__Aim of the task__.
Render every line of the rows below as one numbered list, leaving out any blank lines.

-- begin Stored data --

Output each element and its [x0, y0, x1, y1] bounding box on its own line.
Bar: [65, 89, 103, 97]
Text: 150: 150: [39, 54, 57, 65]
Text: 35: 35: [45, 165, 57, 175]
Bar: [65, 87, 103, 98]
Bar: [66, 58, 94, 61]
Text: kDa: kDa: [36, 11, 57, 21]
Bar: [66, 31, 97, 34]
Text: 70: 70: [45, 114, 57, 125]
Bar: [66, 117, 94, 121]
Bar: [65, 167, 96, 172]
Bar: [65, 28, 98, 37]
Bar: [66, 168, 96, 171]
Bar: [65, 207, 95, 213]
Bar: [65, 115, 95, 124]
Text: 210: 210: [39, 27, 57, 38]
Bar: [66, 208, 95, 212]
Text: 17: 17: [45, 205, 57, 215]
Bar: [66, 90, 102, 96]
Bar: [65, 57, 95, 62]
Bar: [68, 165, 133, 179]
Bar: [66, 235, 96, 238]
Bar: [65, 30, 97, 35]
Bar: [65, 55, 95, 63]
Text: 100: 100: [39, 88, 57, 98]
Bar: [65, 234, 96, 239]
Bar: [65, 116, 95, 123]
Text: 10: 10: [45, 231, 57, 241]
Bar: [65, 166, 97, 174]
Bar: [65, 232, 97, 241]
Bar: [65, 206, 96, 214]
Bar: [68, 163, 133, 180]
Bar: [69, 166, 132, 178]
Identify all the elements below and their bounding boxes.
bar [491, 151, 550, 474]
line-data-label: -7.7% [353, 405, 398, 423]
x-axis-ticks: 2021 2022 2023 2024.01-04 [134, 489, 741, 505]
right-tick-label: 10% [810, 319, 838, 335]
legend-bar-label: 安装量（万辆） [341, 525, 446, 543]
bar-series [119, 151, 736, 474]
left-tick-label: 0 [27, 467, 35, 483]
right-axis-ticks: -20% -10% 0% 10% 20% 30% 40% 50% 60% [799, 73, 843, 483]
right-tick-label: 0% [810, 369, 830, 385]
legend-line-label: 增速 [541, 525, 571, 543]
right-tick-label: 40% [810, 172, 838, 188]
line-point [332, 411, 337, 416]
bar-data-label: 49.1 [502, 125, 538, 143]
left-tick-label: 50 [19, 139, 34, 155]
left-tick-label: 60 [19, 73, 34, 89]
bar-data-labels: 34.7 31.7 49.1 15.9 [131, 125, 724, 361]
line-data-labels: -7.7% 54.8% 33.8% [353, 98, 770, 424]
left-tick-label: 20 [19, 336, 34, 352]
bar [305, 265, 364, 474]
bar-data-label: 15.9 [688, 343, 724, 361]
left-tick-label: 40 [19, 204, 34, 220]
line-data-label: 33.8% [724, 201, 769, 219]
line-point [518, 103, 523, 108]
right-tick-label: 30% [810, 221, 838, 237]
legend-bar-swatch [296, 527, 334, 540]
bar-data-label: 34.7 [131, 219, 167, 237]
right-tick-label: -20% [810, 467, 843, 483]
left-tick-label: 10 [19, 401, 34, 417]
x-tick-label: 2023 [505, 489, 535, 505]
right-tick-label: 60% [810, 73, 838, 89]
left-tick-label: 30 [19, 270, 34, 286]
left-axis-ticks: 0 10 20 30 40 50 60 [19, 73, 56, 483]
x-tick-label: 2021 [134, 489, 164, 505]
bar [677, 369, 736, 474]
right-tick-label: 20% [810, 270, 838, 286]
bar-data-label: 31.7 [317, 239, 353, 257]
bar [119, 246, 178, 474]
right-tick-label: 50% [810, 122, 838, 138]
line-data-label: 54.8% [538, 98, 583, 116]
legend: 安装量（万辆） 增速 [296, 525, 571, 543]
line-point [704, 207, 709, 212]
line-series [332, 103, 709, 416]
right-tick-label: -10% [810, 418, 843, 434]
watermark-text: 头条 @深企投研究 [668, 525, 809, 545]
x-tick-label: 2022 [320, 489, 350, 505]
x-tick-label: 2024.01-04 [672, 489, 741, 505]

-- end Stored data --

__In response__.
1. Output each element and its [x0, y0, x1, y1] bounding box on its own line.
2. Bar: [65, 89, 103, 97]
3. Text: 150: 150: [39, 54, 57, 65]
4. Text: 35: 35: [45, 165, 57, 175]
5. Bar: [65, 87, 103, 98]
6. Bar: [66, 58, 94, 61]
7. Text: kDa: kDa: [36, 11, 57, 21]
8. Bar: [66, 31, 97, 34]
9. Text: 70: 70: [45, 114, 57, 125]
10. Bar: [66, 117, 94, 121]
11. Bar: [65, 167, 96, 172]
12. Bar: [65, 28, 98, 37]
13. Bar: [66, 168, 96, 171]
14. Bar: [65, 207, 95, 213]
15. Bar: [65, 115, 95, 124]
16. Text: 210: 210: [39, 27, 57, 38]
17. Bar: [66, 208, 95, 212]
18. Text: 17: 17: [45, 205, 57, 215]
19. Bar: [66, 90, 102, 96]
20. Bar: [65, 57, 95, 62]
21. Bar: [68, 165, 133, 179]
22. Bar: [66, 235, 96, 238]
23. Bar: [65, 30, 97, 35]
24. Bar: [65, 55, 95, 63]
25. Text: 100: 100: [39, 88, 57, 98]
26. Bar: [65, 234, 96, 239]
27. Bar: [65, 116, 95, 123]
28. Text: 10: 10: [45, 231, 57, 241]
29. Bar: [65, 166, 97, 174]
30. Bar: [65, 232, 97, 241]
31. Bar: [65, 206, 96, 214]
32. Bar: [68, 163, 133, 180]
33. Bar: [69, 166, 132, 178]
34. Identify all the elements below and their bounding boxes.
35. bar [491, 151, 550, 474]
36. line-data-label: -7.7% [353, 405, 398, 423]
37. x-axis-ticks: 2021 2022 2023 2024.01-04 [134, 489, 741, 505]
38. right-tick-label: 10% [810, 319, 838, 335]
39. legend-bar-label: 安装量（万辆） [341, 525, 446, 543]
40. bar-series [119, 151, 736, 474]
41. left-tick-label: 0 [27, 467, 35, 483]
42. right-axis-ticks: -20% -10% 0% 10% 20% 30% 40% 50% 60% [799, 73, 843, 483]
43. right-tick-label: 0% [810, 369, 830, 385]
44. legend-line-label: 增速 [541, 525, 571, 543]
45. right-tick-label: 40% [810, 172, 838, 188]
46. line-point [332, 411, 337, 416]
47. bar-data-label: 49.1 [502, 125, 538, 143]
48. left-tick-label: 50 [19, 139, 34, 155]
49. left-tick-label: 60 [19, 73, 34, 89]
50. bar-data-labels: 34.7 31.7 49.1 15.9 [131, 125, 724, 361]
51. line-data-labels: -7.7% 54.8% 33.8% [353, 98, 770, 424]
52. left-tick-label: 20 [19, 336, 34, 352]
53. bar [305, 265, 364, 474]
54. bar-data-label: 15.9 [688, 343, 724, 361]
55. left-tick-label: 40 [19, 204, 34, 220]
56. line-data-label: 33.8% [724, 201, 769, 219]
57. line-point [518, 103, 523, 108]
58. right-tick-label: 30% [810, 221, 838, 237]
59. legend-bar-swatch [296, 527, 334, 540]
60. bar-data-label: 34.7 [131, 219, 167, 237]
61. right-tick-label: -20% [810, 467, 843, 483]
62. left-tick-label: 10 [19, 401, 34, 417]
63. x-tick-label: 2023 [505, 489, 535, 505]
64. right-tick-label: 60% [810, 73, 838, 89]
65. left-tick-label: 30 [19, 270, 34, 286]
66. left-axis-ticks: 0 10 20 30 40 50 60 [19, 73, 56, 483]
67. x-tick-label: 2021 [134, 489, 164, 505]
68. bar [677, 369, 736, 474]
69. right-tick-label: 20% [810, 270, 838, 286]
70. bar-data-label: 31.7 [317, 239, 353, 257]
71. bar [119, 246, 178, 474]
72. right-tick-label: 50% [810, 122, 838, 138]
73. line-data-label: 54.8% [538, 98, 583, 116]
74. legend: 安装量（万辆） 增速 [296, 525, 571, 543]
75. line-point [704, 207, 709, 212]
76. line-series [332, 103, 709, 416]
77. right-tick-label: -10% [810, 418, 843, 434]
78. watermark-text: 头条 @深企投研究 [668, 525, 809, 545]
79. x-tick-label: 2022 [320, 489, 350, 505]
80. x-tick-label: 2024.01-04 [672, 489, 741, 505]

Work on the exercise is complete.